Exercise material:
##############################

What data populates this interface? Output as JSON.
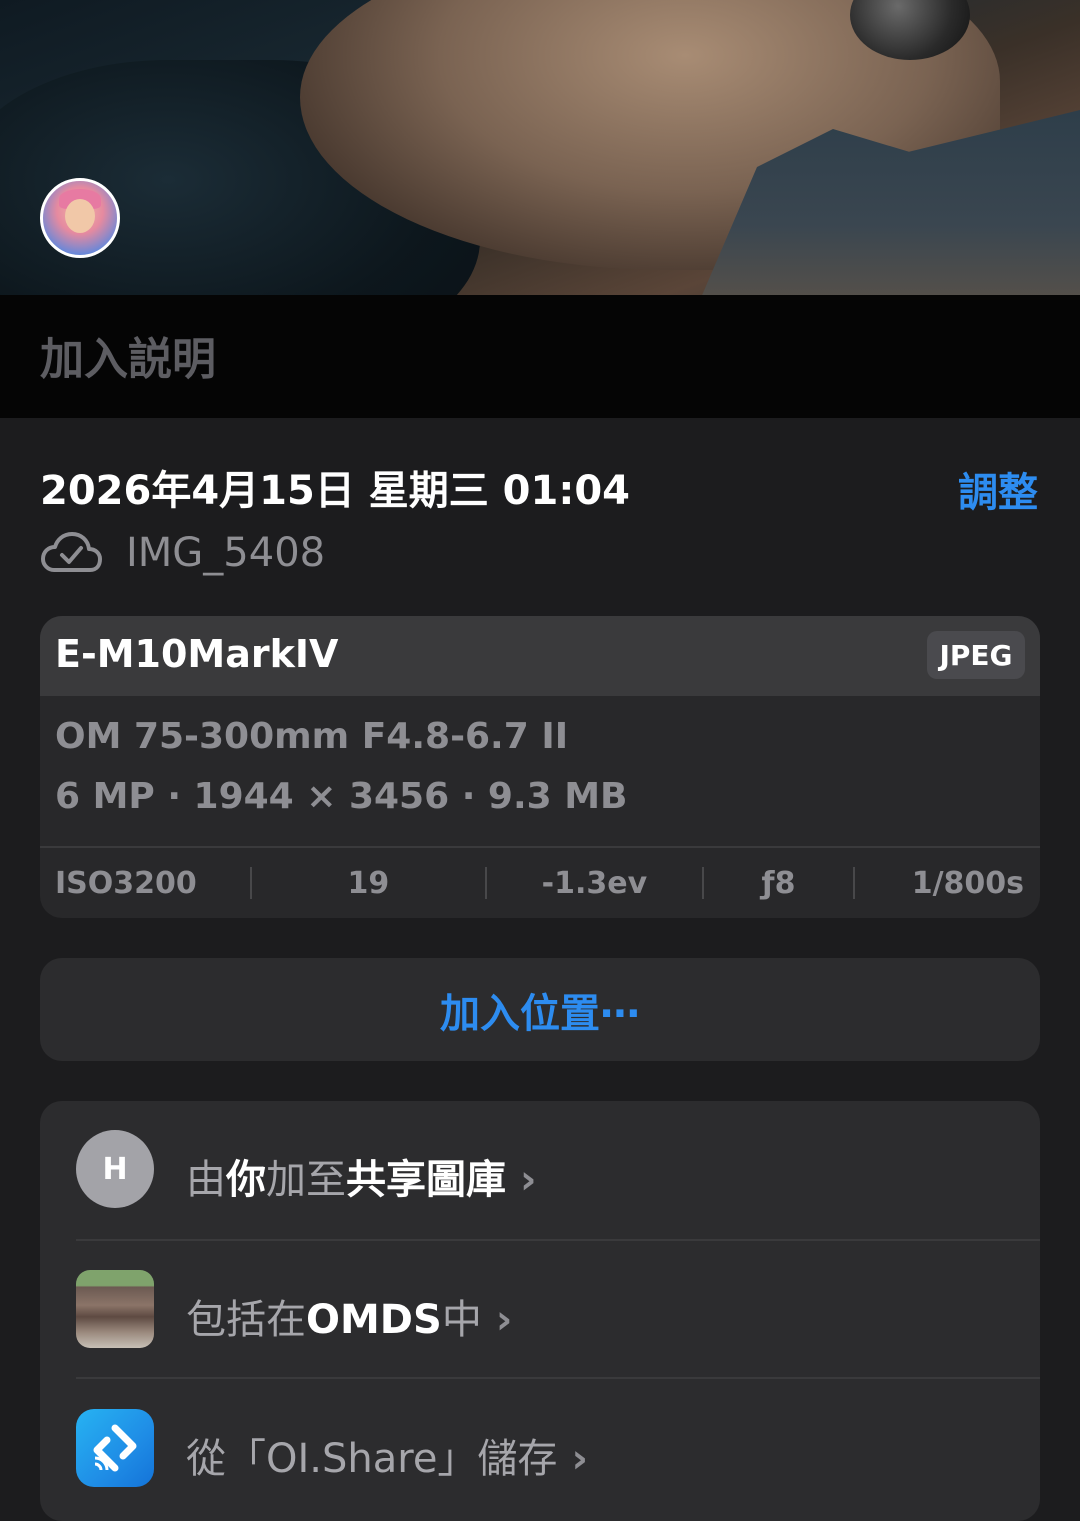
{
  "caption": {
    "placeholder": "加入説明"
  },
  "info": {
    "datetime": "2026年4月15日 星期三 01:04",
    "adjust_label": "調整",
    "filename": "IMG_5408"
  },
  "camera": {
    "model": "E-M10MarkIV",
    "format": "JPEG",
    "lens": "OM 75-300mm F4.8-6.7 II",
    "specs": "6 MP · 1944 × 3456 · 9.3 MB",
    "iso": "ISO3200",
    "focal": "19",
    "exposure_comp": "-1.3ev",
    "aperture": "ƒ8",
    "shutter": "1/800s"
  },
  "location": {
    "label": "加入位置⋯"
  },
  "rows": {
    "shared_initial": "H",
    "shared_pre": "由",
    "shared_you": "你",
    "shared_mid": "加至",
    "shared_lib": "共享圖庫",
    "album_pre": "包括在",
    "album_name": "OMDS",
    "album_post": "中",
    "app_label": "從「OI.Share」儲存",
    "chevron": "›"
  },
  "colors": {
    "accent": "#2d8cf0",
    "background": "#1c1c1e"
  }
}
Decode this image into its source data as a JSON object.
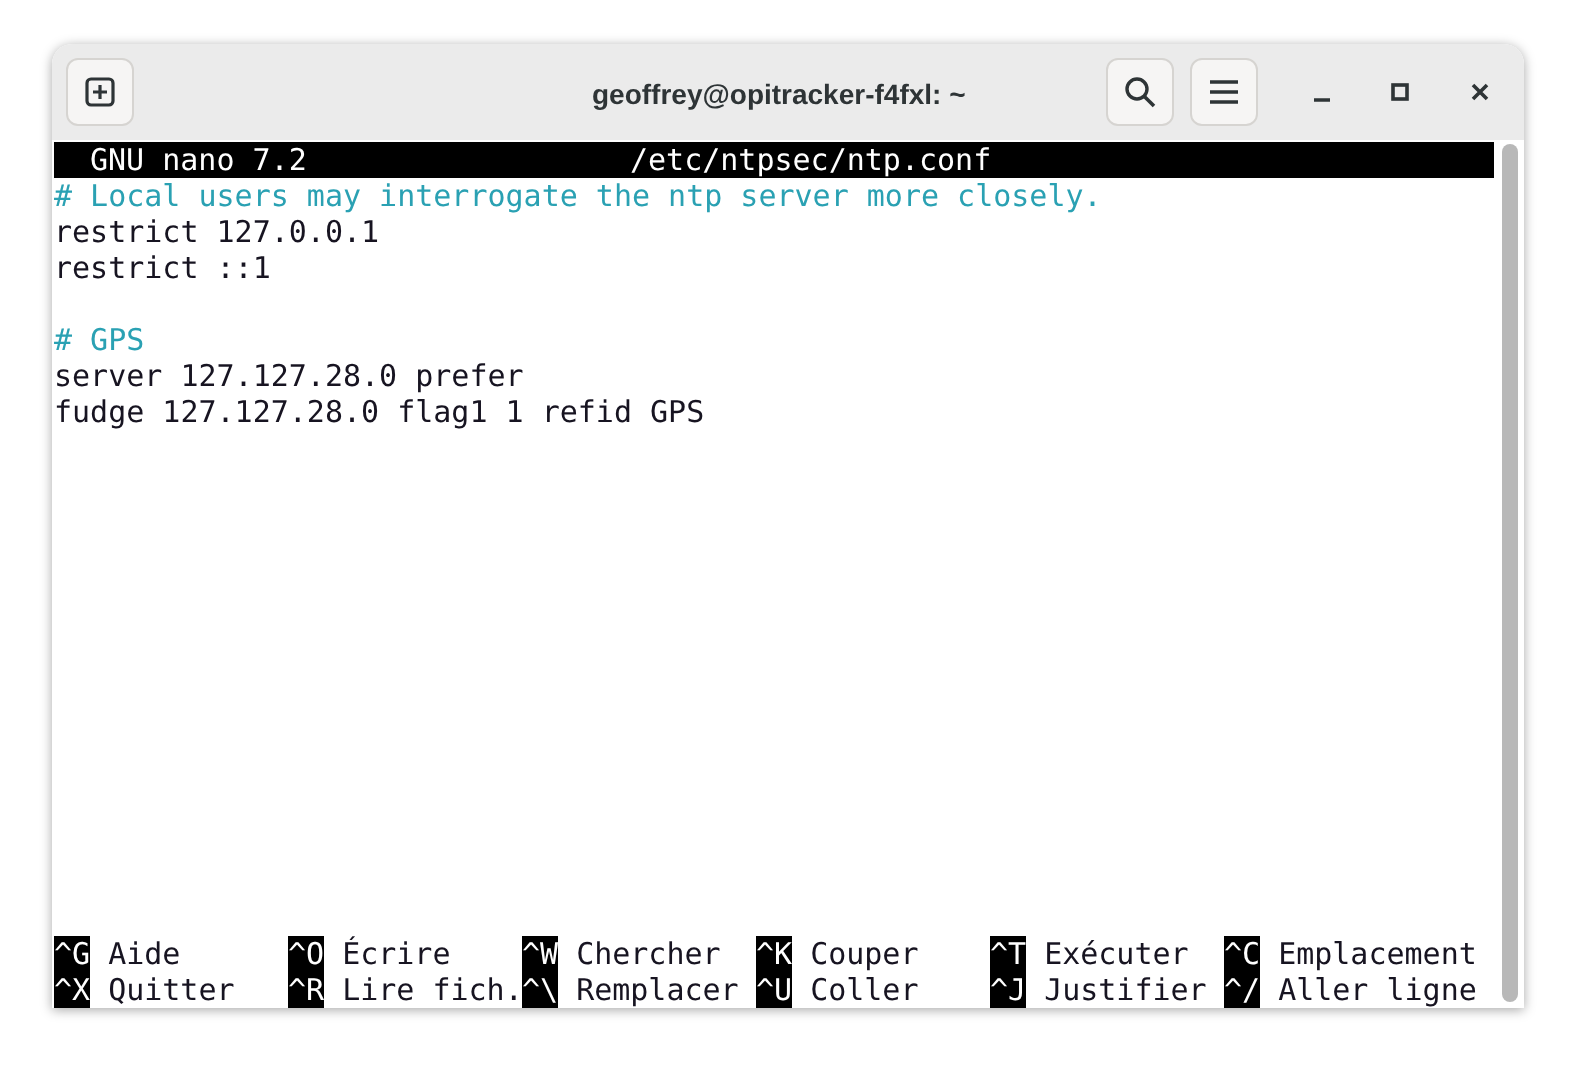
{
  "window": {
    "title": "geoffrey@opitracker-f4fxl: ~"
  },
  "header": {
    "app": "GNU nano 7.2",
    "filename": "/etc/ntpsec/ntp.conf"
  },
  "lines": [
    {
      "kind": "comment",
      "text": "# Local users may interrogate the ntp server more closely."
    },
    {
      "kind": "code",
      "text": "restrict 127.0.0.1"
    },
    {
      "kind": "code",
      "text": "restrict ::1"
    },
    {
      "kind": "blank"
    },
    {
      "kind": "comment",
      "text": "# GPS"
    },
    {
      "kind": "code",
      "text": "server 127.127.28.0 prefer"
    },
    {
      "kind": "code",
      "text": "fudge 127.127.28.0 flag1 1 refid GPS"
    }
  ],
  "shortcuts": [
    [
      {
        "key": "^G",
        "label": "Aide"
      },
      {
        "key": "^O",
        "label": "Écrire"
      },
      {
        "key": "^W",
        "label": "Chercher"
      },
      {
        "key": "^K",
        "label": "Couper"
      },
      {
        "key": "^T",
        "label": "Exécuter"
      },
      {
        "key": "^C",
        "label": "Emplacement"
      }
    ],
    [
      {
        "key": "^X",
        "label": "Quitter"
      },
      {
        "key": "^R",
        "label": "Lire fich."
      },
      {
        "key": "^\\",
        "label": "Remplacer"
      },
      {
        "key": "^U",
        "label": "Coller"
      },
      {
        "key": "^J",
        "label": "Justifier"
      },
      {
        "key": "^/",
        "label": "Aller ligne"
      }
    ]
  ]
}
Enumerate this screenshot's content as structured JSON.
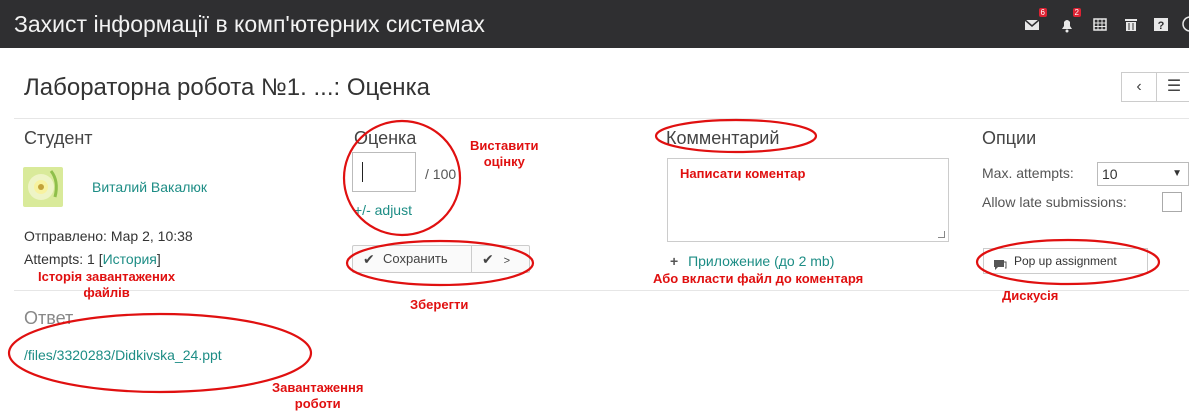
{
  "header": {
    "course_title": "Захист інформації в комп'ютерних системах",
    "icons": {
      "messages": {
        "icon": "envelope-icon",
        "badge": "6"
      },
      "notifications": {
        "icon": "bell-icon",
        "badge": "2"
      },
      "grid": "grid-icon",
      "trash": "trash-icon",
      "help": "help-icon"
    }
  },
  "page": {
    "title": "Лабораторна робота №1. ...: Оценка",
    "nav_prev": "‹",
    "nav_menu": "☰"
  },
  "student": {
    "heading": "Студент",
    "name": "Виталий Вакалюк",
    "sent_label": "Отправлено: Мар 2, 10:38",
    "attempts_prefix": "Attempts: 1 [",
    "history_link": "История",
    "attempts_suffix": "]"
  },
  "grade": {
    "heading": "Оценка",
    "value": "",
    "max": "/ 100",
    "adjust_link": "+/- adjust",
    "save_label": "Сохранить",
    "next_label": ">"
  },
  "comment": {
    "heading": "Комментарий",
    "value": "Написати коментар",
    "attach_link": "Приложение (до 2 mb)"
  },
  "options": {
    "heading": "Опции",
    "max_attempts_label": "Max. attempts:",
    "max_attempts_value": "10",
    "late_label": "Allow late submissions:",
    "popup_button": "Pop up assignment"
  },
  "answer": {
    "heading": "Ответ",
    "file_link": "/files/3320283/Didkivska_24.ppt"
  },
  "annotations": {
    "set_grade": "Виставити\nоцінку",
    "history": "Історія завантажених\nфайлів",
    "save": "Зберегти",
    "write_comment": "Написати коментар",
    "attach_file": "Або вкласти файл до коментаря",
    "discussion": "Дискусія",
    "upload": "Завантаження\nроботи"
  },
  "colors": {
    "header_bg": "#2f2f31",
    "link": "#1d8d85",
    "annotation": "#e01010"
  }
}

##############################

Task to carry out: Look through the entries above. Extract each line with the word "this".

Task answer:
What data populates this interface? Output as JSON.
Decode this image into its source data as a JSON object.
Enumerate this screenshot's content as structured JSON.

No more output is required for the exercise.